→ **What you have to do**
Count the lines below that contain the word "纯电动清洗车". Give only the number.

>> Start

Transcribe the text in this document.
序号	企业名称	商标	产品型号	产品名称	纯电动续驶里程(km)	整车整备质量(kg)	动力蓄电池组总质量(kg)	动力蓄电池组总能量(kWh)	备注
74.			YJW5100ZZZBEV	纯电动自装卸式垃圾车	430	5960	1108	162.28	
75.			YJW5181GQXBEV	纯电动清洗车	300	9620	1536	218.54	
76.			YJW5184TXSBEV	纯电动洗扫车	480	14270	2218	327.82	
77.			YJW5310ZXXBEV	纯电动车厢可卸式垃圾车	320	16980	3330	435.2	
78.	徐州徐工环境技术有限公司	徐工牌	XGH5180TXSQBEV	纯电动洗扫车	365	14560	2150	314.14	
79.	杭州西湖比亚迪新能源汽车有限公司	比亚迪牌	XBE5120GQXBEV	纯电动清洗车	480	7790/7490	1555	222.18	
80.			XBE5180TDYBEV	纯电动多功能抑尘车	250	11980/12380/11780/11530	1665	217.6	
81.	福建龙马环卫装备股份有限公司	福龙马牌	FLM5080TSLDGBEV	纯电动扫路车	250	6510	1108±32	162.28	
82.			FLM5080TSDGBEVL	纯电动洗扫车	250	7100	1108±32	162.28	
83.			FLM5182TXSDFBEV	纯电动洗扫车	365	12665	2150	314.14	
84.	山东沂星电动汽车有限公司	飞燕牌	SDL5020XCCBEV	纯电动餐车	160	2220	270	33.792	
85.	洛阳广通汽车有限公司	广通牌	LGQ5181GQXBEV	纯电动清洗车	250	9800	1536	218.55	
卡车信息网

>> End

→ **Response for this exercise**
3